> [What to produce]:
Check every line below for the word "Abaissement" and copy the ones that have it.

################

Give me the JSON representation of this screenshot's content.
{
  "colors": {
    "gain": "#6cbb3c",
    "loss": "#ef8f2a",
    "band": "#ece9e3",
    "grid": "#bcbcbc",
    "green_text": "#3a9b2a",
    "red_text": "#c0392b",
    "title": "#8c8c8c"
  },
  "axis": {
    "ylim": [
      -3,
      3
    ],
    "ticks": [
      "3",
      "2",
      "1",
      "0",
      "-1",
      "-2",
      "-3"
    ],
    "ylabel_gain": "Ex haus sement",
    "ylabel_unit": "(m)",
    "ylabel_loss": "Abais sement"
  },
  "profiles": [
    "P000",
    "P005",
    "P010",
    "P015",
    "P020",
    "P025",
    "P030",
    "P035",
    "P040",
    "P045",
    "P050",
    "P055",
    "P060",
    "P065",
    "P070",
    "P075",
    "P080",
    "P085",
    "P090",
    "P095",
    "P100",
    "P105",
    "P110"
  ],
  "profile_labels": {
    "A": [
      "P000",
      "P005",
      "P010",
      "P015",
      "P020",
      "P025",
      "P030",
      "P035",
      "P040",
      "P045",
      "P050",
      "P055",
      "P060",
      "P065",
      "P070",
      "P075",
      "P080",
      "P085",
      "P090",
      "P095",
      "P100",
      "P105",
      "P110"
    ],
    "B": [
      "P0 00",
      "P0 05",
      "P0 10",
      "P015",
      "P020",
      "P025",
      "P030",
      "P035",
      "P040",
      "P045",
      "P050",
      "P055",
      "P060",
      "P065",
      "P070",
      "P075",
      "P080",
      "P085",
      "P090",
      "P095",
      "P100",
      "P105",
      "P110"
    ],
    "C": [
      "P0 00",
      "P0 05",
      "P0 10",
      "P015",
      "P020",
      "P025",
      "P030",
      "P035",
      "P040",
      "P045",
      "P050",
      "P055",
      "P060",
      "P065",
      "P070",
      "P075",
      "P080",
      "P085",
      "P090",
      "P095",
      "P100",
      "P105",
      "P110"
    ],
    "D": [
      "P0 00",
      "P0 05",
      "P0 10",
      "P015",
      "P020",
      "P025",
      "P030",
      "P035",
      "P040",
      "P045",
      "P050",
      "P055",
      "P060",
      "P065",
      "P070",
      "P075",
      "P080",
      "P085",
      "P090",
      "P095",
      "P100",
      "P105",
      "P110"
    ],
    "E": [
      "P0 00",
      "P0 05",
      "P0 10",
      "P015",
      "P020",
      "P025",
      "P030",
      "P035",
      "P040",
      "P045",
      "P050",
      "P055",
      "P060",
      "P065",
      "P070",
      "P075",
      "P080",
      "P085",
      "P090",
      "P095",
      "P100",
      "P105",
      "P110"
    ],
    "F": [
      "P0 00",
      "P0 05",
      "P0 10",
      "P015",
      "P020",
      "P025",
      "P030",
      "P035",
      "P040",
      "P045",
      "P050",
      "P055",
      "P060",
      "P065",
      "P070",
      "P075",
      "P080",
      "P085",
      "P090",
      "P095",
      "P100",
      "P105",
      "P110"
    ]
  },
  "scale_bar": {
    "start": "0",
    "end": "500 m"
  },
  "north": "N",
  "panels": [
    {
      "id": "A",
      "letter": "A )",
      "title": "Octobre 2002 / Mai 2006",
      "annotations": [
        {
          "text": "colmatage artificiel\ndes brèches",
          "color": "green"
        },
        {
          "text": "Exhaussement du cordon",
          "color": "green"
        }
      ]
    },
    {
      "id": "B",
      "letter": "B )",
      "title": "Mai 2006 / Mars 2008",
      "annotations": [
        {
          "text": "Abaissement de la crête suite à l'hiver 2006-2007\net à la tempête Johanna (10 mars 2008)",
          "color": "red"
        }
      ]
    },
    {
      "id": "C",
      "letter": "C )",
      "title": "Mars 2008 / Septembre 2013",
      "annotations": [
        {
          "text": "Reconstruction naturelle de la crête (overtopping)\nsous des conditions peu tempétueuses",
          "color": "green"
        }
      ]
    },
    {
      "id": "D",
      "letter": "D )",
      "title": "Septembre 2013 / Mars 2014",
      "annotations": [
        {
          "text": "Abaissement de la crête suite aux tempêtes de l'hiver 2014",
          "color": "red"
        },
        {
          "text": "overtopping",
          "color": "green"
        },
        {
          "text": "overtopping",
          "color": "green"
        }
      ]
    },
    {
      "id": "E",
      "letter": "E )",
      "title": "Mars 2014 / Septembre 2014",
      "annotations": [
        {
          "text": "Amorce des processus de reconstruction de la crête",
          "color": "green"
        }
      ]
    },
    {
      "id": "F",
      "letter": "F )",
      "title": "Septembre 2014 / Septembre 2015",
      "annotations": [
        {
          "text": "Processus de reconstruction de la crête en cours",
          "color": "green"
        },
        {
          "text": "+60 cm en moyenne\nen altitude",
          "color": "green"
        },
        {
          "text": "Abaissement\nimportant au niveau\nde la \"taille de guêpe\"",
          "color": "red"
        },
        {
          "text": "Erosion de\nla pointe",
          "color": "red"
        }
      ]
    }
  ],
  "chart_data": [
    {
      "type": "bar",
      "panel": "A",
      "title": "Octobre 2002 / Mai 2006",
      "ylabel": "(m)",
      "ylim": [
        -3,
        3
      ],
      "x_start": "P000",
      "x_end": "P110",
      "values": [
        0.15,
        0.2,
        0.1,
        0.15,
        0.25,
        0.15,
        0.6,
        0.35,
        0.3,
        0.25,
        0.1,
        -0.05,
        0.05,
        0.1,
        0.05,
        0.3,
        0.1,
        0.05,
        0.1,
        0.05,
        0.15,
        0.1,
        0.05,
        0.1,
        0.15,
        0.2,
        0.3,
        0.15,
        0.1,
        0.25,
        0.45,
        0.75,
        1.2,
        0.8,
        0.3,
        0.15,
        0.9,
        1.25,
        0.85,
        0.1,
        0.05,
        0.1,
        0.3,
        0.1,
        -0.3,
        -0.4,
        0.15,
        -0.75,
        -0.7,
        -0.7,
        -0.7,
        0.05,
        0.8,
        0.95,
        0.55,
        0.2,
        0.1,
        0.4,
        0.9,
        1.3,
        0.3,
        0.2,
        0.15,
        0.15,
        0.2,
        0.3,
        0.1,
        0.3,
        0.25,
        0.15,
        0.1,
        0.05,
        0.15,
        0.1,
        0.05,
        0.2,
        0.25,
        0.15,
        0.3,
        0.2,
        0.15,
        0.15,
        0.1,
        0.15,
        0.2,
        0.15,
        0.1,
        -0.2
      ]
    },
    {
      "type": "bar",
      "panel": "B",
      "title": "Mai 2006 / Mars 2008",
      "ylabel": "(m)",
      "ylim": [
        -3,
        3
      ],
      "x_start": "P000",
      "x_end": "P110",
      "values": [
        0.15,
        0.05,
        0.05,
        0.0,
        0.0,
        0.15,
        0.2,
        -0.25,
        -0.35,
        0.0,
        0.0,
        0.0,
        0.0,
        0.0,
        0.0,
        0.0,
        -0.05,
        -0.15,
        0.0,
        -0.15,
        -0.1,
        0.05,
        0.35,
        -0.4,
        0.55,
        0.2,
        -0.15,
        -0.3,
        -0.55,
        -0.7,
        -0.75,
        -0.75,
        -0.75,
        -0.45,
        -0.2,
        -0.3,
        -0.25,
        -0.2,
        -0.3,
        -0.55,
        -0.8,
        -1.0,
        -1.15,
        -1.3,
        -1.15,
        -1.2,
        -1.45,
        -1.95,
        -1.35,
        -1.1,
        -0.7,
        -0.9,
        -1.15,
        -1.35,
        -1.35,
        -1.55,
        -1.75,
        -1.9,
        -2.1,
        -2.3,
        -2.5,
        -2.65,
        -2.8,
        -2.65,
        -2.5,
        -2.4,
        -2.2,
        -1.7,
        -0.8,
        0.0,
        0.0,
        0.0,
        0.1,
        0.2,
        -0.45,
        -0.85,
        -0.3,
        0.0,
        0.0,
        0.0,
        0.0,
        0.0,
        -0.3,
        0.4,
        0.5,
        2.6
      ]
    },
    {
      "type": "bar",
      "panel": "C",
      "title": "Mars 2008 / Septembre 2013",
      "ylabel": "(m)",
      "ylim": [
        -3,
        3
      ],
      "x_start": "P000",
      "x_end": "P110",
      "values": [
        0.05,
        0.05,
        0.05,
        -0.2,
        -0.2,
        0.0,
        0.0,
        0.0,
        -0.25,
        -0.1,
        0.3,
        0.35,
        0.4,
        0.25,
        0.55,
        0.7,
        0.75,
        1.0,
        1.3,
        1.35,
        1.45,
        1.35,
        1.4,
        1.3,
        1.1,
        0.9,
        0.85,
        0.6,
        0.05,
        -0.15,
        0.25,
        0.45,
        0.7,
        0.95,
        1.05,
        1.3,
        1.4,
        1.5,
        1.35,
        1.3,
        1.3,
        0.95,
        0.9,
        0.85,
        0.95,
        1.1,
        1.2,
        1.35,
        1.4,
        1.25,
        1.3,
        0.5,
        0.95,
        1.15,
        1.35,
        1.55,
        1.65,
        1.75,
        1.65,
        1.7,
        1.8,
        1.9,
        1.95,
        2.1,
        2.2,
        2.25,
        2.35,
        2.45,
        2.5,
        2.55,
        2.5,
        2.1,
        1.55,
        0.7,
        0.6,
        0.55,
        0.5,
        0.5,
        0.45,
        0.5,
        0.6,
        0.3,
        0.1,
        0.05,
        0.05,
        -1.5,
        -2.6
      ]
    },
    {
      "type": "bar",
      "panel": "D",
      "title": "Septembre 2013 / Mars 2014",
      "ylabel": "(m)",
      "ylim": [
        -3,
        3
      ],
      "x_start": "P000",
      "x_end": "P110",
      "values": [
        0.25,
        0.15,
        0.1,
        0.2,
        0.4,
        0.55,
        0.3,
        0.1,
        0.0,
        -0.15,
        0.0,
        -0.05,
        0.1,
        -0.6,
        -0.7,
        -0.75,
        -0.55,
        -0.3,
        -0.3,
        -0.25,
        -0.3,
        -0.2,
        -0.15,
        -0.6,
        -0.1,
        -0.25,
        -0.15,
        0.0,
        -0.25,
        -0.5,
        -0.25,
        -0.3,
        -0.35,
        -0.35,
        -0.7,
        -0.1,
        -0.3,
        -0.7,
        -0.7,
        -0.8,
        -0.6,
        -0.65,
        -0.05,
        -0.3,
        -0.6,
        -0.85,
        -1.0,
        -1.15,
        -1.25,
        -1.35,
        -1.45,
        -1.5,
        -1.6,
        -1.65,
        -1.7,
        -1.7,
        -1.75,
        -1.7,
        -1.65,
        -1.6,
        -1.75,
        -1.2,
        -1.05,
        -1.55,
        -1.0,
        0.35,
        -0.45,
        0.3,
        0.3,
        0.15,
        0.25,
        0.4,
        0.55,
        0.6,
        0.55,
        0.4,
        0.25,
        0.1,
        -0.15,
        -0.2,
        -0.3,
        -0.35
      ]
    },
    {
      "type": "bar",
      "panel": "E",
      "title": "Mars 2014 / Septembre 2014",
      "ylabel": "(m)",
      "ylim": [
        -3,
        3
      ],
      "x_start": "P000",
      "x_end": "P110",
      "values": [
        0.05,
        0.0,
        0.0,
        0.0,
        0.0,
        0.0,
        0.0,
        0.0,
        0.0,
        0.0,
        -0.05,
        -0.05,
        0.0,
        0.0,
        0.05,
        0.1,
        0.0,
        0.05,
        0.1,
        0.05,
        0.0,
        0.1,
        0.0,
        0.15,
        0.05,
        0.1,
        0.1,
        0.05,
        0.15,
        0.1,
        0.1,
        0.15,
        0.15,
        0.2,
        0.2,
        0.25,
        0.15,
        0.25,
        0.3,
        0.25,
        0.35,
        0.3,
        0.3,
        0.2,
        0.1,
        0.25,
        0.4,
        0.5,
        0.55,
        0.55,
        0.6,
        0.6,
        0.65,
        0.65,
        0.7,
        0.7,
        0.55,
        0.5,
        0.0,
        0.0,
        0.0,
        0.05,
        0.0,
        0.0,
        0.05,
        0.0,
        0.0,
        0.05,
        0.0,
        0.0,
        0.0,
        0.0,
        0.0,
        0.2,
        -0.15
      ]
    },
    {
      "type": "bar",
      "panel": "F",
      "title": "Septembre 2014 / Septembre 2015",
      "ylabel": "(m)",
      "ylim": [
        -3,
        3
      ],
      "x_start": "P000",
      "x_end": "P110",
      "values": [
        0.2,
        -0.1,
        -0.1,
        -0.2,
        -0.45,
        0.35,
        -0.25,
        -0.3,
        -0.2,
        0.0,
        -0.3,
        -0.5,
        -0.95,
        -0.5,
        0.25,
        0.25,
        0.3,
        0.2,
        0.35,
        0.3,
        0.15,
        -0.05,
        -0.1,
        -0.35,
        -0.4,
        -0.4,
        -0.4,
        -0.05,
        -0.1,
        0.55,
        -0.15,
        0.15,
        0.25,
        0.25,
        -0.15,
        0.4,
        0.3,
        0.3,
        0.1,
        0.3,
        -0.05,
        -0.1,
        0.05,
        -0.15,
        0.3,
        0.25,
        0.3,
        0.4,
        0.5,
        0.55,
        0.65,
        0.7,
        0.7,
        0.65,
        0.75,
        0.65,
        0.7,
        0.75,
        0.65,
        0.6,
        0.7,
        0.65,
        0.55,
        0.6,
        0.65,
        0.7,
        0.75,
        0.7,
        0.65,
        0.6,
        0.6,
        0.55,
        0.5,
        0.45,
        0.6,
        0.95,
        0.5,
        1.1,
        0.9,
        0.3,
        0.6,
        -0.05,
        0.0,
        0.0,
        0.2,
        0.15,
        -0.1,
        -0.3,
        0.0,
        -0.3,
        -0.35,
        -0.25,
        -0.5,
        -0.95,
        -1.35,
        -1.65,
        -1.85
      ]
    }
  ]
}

################

> [Result of the exercise]:
          "text": "Abaissement de la crête suite à l'hiver 2006-2007\net à la tempête Johanna (10 mars 2008)",
          "text": "Abaissement de la crête suite aux tempêtes de l'hiver 2014",
          "text": "Abaissement\nimportant au niveau\nde la \"taille de guêpe\"",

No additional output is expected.